_Description of the task:_ In the listing below, find every line containing "yang" and copy it out.

··· Provided records

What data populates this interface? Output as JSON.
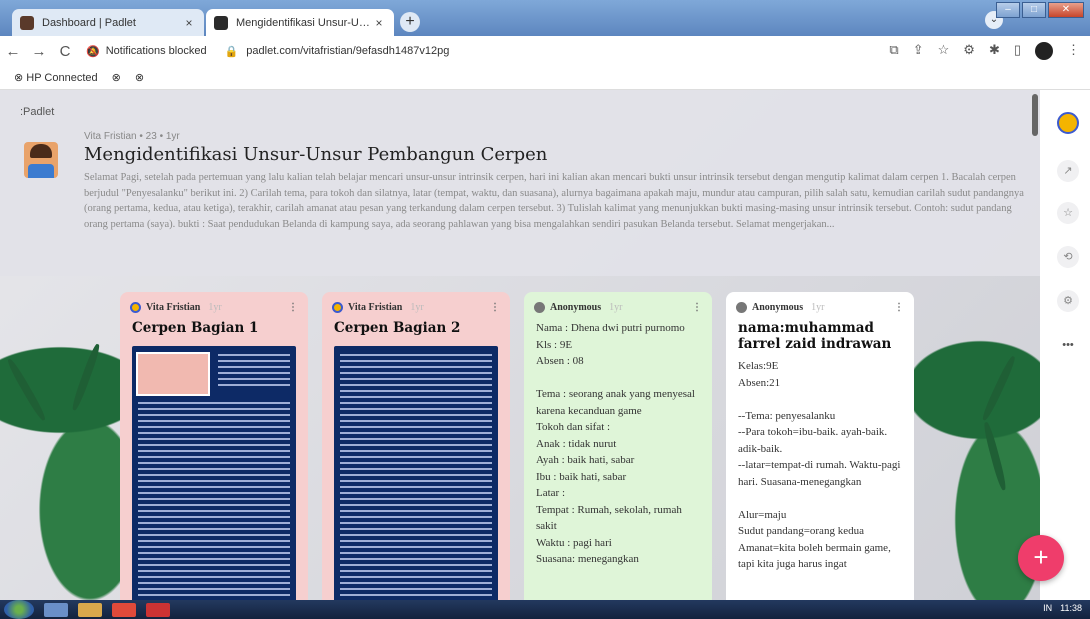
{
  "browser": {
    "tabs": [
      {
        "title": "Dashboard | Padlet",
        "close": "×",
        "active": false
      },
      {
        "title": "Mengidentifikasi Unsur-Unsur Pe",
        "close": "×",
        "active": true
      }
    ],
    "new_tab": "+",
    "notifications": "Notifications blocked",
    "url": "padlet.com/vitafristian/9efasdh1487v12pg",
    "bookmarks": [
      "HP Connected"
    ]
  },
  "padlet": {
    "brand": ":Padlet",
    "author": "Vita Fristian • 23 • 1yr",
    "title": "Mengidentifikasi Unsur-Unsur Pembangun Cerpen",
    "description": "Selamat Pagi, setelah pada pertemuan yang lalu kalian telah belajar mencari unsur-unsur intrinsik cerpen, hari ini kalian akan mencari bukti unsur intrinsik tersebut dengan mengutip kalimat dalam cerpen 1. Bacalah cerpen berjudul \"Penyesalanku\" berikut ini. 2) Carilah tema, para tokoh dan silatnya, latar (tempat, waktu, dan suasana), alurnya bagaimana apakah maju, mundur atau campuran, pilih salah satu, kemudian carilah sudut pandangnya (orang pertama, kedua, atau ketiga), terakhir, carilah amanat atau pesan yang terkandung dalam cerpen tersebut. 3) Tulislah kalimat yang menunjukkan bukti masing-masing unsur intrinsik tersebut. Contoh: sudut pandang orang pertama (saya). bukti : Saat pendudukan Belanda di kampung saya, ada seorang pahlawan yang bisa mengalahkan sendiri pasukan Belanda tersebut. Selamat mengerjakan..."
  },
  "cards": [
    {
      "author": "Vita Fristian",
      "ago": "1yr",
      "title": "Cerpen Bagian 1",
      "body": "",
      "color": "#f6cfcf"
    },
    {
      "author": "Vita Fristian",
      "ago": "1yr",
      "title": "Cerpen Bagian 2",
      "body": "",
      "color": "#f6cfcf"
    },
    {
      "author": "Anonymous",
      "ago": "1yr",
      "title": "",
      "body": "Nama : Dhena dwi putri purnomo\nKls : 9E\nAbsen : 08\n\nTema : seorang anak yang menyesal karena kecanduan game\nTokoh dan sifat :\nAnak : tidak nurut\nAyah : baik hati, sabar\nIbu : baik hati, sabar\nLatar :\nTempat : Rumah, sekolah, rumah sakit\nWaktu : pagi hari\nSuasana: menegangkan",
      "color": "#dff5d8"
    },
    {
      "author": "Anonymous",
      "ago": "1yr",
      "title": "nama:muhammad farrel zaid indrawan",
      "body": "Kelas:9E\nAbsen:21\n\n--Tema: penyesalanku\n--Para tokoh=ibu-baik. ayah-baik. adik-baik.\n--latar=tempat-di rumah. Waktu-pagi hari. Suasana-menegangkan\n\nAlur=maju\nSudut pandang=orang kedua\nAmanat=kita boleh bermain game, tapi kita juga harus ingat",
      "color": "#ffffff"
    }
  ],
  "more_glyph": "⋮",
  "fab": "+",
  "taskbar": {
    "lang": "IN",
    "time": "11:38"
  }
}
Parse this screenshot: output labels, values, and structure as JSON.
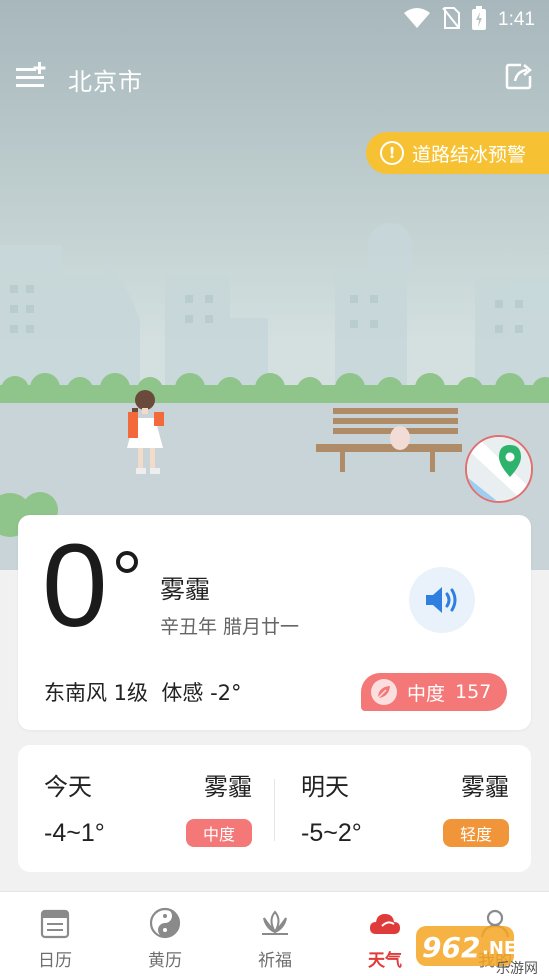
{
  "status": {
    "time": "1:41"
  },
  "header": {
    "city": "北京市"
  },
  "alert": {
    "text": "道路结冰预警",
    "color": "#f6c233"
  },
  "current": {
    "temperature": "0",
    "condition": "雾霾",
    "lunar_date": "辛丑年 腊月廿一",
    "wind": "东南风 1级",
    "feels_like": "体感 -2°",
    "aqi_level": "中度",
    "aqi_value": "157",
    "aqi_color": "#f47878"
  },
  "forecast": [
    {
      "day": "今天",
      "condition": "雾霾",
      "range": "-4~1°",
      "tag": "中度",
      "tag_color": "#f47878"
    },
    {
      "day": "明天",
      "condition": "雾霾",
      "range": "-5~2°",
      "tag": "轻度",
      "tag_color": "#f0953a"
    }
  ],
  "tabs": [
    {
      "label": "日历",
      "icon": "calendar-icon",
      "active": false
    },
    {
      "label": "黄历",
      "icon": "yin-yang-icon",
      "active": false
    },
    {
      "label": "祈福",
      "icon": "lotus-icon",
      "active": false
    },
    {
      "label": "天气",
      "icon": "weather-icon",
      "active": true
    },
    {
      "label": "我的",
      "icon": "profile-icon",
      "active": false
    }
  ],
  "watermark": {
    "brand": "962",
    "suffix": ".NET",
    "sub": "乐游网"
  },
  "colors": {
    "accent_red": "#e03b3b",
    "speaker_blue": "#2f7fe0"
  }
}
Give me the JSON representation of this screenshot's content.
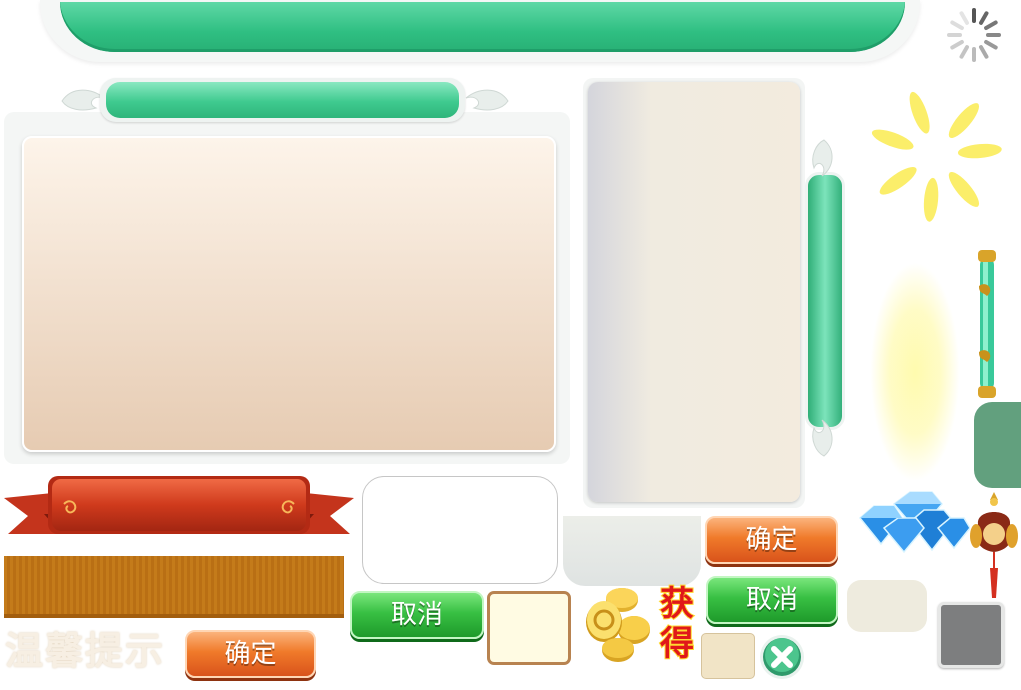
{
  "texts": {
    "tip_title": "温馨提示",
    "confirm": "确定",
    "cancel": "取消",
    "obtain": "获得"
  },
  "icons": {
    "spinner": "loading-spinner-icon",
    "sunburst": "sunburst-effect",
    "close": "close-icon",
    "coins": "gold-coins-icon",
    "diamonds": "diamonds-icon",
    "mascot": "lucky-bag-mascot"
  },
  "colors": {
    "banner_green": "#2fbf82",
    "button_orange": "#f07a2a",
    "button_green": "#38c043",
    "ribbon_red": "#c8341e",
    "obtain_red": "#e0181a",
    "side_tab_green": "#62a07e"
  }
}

······

_Answer to the problem:_
    "description": "Selamat Pagi, setelah pada pertemuan yang lalu kalian telah belajar mencari unsur-unsur intrinsik cerpen, hari ini kalian akan mencari bukti unsur intrinsik tersebut dengan mengutip kalimat dalam cerpen 1. Bacalah cerpen berjudul \"Penyesalanku\" berikut ini. 2) Carilah tema, para tokoh dan silatnya, latar (tempat, waktu, dan suasana), alurnya bagaimana apakah maju, mundur atau campuran, pilih salah satu, kemudian carilah sudut pandangnya (orang pertama, kedua, atau ketiga), terakhir, carilah amanat atau pesan yang terkandung dalam cerpen tersebut. 3) Tulislah kalimat yang menunjukkan bukti masing-masing unsur intrinsik tersebut. Contoh: sudut pandang orang pertama (saya). bukti : Saat pendudukan Belanda di kampung saya, ada seorang pahlawan yang bisa mengalahkan sendiri pasukan Belanda tersebut. Selamat mengerjakan..."
      "body": "Nama : Dhena dwi putri purnomo\nKls : 9E\nAbsen : 08\n\nTema : seorang anak yang menyesal karena kecanduan game\nTokoh dan sifat :\nAnak : tidak nurut\nAyah : baik hati, sabar\nIbu : baik hati, sabar\nLatar :\nTempat : Rumah, sekolah, rumah sakit\nWaktu : pagi hari\nSuasana: menegangkan",
      "icon": "yin-yang-icon",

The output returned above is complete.